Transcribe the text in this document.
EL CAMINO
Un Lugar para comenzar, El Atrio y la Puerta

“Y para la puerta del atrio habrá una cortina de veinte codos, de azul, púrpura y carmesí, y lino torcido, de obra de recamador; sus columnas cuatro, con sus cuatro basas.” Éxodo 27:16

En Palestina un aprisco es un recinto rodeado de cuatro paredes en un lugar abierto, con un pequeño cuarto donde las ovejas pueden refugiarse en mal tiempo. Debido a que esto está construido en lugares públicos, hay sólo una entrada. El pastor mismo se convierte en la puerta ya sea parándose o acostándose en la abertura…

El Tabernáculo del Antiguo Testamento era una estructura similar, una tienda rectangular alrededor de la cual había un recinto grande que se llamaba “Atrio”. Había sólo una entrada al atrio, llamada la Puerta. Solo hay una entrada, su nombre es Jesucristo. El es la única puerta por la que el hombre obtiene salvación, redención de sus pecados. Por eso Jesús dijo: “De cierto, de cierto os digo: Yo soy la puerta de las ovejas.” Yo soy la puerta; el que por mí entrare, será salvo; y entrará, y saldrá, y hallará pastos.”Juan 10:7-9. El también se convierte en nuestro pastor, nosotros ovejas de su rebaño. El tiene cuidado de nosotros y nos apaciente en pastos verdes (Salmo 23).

■ **WRITTEN PROBLEM**:
From the records above, extract every line exactly as it stands.

■ **TASK ANSWER**:
Transcribe the text in this document.
EL CAMINO
Un Lugar para comenzar, El Atrio y la Puerta

“Y para la puerta del atrio habrá una cortina de veinte codos, de azul, púrpura y carmesí, y lino torcido, de obra de recamador; sus columnas cuatro, con sus cuatro basas.” Éxodo 27:16

En Palestina un aprisco es un recinto rodeado de cuatro paredes en un lugar abierto, con un pequeño cuarto donde las ovejas pueden refugiarse en mal tiempo. Debido a que esto está construido en lugares públicos, hay sólo una entrada. El pastor mismo se convierte en la puerta ya sea parándose o acostándose en la abertura…

El Tabernáculo del Antiguo Testamento era una estructura similar, una tienda rectangular alrededor de la cual había un recinto grande que se llamaba “Atrio”. Había sólo una entrada al atrio, llamada la Puerta. Solo hay una entrada, su nombre es Jesucristo. El es la única puerta por la que el hombre obtiene salvación, redención de sus pecados. Por eso Jesús dijo: “De cierto, de cierto os digo: Yo soy la puerta de las ovejas.” Yo soy la puerta; el que por mí entrare, será salvo; y entrará, y saldrá, y hallará pastos.”Juan 10:7-9. El también se convierte en nuestro pastor, nosotros ovejas de su rebaño. El tiene cuidado de nosotros y nos apaciente en pastos verdes (Salmo 23).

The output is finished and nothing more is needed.